Task:
Your job is to copy every line in the material containing the word "cloning".

Records:
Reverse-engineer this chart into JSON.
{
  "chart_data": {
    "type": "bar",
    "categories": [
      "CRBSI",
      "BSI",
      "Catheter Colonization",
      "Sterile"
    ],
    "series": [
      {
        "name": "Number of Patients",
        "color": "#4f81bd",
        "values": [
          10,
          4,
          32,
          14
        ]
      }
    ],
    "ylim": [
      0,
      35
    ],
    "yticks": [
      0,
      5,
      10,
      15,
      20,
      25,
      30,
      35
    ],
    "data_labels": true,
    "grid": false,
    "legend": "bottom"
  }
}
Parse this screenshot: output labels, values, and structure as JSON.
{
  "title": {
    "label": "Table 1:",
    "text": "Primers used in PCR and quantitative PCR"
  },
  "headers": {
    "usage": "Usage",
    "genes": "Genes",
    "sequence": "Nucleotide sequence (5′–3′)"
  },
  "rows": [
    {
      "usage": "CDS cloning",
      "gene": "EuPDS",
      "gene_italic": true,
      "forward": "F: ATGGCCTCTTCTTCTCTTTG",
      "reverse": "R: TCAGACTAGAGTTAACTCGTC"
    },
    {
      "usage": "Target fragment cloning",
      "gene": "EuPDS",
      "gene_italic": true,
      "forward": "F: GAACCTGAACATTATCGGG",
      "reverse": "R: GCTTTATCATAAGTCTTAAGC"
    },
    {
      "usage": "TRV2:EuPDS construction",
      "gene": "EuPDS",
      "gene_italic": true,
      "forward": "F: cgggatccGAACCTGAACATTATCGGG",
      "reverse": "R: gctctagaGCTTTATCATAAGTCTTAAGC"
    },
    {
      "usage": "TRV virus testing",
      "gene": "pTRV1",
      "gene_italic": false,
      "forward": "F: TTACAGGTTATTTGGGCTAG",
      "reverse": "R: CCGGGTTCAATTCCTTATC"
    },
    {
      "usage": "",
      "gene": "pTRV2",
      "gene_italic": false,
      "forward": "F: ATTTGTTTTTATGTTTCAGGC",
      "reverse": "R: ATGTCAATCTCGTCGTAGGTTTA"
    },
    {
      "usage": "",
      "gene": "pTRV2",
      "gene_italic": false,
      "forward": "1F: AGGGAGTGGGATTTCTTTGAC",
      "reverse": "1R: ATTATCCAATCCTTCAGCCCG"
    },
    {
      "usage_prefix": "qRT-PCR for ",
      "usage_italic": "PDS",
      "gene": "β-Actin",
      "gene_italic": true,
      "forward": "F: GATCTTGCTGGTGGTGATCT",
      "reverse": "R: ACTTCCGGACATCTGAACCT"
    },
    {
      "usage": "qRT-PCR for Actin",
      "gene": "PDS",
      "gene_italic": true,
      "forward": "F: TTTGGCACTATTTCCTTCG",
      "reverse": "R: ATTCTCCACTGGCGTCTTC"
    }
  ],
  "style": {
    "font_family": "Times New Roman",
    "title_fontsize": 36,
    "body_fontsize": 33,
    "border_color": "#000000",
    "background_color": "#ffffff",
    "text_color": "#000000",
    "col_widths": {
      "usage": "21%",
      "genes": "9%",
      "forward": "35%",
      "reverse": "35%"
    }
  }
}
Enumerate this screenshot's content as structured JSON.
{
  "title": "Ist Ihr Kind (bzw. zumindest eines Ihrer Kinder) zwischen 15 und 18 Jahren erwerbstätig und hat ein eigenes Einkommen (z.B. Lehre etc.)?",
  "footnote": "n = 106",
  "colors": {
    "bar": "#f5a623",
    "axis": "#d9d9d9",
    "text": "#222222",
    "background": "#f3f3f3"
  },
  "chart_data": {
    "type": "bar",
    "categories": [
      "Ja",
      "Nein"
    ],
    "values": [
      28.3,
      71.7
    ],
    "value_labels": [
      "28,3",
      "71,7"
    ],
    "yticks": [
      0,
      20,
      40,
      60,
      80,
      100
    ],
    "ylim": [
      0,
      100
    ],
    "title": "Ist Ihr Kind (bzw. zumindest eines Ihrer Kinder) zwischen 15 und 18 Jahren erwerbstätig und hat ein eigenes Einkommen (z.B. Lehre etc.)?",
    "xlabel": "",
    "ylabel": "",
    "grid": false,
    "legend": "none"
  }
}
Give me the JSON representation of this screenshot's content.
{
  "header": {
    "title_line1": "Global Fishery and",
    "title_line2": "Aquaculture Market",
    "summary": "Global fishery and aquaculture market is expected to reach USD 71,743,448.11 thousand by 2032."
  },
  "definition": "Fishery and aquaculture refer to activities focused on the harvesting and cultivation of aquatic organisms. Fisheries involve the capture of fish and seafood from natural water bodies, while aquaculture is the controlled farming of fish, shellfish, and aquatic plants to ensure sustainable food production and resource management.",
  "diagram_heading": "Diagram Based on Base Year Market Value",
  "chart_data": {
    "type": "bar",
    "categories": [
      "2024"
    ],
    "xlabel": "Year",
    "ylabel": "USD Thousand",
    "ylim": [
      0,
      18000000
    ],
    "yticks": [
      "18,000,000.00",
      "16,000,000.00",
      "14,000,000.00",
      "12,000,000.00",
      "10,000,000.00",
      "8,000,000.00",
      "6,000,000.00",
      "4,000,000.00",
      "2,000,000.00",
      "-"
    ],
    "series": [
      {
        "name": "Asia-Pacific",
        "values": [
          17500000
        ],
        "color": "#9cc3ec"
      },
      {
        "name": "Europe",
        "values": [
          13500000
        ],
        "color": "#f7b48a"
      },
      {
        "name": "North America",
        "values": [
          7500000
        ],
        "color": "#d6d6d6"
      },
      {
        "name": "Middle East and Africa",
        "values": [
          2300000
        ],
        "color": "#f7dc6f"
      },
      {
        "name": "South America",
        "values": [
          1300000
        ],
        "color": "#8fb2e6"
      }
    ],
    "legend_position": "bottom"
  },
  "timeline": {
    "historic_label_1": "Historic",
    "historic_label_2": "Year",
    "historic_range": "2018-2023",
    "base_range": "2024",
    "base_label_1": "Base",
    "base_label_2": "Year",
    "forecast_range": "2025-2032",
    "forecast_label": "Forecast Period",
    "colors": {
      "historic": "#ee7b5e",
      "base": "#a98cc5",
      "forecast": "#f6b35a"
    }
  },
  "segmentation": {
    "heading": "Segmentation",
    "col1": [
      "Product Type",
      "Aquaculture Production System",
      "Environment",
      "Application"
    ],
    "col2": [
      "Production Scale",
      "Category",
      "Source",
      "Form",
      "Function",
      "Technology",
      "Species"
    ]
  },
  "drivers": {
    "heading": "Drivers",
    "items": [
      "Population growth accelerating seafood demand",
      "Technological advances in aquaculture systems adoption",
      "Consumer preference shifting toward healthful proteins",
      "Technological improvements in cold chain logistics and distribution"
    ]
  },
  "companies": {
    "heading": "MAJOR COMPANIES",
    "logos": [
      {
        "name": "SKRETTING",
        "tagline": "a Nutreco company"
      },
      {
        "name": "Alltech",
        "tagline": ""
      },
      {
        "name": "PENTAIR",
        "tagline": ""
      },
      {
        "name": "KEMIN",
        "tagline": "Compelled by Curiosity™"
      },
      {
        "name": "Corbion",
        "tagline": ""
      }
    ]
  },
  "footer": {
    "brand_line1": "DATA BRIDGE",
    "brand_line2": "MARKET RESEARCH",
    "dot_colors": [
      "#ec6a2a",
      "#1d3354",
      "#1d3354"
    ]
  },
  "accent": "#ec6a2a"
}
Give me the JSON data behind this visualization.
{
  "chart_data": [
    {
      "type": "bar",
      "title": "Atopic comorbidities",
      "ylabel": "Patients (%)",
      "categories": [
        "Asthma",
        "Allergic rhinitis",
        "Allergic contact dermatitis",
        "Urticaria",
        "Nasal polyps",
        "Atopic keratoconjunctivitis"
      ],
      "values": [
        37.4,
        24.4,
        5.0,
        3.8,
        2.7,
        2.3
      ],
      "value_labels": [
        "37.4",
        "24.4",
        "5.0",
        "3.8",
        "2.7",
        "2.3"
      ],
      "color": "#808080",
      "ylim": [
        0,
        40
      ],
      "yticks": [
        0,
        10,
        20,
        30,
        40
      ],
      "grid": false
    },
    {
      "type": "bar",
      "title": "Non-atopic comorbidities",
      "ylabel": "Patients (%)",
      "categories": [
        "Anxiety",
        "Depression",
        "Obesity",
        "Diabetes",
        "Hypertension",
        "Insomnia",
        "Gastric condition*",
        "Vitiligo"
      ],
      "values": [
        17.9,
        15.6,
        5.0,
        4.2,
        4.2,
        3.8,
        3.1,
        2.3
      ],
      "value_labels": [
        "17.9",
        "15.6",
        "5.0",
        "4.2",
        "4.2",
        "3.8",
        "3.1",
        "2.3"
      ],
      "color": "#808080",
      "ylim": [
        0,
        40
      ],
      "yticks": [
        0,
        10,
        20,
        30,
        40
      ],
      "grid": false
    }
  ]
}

Answer below:
      "usage": "CDS cloning",
      "usage": "Target fragment cloning",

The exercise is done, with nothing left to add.